-- BEGIN --

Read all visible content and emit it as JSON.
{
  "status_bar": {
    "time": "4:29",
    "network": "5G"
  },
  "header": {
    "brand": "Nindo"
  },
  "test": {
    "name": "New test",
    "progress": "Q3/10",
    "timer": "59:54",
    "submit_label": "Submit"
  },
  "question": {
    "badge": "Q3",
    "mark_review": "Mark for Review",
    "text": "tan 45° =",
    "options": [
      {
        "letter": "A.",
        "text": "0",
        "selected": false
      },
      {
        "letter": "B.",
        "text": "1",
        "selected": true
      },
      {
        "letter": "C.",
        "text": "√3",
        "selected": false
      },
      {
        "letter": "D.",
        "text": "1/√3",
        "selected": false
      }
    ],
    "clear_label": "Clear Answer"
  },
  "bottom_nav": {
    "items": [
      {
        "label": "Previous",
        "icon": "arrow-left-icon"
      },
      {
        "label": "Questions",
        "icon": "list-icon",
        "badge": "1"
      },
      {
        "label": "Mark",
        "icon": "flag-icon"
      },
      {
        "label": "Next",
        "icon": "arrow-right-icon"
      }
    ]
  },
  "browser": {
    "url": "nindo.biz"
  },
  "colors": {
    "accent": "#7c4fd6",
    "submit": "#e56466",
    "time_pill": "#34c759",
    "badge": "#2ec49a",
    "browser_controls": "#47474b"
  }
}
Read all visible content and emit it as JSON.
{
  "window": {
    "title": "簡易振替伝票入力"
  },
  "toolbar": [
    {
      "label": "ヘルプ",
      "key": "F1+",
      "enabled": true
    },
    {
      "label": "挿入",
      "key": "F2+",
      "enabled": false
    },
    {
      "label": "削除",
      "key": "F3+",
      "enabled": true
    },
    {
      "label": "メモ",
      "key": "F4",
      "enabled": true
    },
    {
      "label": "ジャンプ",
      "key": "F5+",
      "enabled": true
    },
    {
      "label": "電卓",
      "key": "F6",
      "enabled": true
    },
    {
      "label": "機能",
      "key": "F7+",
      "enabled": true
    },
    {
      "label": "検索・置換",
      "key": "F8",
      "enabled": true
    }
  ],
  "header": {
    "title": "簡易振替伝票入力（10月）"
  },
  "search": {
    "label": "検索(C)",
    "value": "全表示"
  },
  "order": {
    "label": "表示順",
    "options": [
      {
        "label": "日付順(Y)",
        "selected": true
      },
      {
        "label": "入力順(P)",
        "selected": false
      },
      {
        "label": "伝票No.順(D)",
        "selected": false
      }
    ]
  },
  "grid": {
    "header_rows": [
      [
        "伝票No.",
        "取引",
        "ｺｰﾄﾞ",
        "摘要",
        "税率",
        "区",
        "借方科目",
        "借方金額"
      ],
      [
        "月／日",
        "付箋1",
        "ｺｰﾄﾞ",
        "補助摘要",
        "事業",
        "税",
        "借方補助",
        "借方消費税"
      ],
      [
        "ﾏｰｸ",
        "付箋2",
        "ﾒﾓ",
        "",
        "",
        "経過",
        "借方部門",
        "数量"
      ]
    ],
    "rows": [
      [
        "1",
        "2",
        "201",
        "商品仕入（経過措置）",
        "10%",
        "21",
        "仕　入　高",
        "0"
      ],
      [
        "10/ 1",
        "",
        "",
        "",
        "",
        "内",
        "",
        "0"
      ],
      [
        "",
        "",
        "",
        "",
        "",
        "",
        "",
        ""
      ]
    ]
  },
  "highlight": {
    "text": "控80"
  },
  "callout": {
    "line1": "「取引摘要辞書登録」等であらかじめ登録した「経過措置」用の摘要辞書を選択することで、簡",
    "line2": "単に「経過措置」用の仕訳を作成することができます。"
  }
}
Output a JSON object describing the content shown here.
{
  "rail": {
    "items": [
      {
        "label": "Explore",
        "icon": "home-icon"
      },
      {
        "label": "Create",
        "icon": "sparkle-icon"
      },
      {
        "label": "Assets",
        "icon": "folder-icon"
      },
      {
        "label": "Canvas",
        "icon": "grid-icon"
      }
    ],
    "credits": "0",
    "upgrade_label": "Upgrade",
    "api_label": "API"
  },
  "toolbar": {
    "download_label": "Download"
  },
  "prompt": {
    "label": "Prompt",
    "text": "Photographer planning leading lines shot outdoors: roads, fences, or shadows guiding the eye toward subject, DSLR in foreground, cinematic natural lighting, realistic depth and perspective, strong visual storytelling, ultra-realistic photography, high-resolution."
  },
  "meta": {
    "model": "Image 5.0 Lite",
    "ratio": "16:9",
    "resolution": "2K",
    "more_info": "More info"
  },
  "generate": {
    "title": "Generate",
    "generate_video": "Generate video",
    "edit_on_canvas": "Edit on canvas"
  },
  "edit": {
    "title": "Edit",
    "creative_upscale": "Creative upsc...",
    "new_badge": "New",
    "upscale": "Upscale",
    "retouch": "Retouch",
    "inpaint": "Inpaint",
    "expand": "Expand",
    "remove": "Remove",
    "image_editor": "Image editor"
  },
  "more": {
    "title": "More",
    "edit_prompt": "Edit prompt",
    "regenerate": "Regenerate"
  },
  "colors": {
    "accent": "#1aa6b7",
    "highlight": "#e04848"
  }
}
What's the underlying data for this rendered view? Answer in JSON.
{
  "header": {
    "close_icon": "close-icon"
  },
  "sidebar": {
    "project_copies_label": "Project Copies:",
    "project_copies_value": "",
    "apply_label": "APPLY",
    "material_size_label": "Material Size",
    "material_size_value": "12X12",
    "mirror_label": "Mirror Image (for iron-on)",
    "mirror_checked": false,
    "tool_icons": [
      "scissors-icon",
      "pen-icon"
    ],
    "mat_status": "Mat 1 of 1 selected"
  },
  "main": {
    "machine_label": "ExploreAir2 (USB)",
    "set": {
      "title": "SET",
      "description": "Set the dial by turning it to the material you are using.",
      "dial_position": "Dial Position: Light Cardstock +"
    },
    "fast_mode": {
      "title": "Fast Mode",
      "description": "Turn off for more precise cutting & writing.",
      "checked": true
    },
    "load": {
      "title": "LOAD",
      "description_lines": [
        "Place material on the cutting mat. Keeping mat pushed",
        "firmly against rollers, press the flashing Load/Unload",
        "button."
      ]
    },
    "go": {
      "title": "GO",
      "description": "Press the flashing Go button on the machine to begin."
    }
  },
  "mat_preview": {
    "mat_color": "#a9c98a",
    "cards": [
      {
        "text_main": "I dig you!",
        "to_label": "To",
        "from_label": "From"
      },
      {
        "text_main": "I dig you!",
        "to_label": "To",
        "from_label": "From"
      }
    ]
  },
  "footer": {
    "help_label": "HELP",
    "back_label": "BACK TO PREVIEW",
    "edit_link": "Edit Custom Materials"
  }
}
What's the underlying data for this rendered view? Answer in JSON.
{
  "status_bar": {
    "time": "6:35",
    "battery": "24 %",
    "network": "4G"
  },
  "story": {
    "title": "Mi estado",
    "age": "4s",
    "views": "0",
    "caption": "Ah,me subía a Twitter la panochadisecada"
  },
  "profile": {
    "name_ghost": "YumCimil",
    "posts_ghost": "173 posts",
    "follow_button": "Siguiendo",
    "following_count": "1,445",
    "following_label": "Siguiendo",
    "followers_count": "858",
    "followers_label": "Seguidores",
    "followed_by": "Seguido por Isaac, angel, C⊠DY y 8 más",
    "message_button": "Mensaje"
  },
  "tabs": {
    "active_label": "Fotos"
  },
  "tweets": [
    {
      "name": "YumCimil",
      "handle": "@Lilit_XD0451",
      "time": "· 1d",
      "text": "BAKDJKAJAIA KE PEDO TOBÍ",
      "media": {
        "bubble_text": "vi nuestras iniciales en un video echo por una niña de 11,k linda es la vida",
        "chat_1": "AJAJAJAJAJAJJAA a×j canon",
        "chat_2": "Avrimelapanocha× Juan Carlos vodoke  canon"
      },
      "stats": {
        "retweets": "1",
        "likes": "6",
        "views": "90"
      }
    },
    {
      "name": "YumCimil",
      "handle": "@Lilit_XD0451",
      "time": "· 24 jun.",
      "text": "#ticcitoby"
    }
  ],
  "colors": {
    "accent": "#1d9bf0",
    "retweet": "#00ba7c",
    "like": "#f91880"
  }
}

-- END --

From the entries above, extract every line where the word "accent" appears.

    "accent": "#7c4fd6",
    "accent": "#1aa6b7",
    "accent": "#1d9bf0",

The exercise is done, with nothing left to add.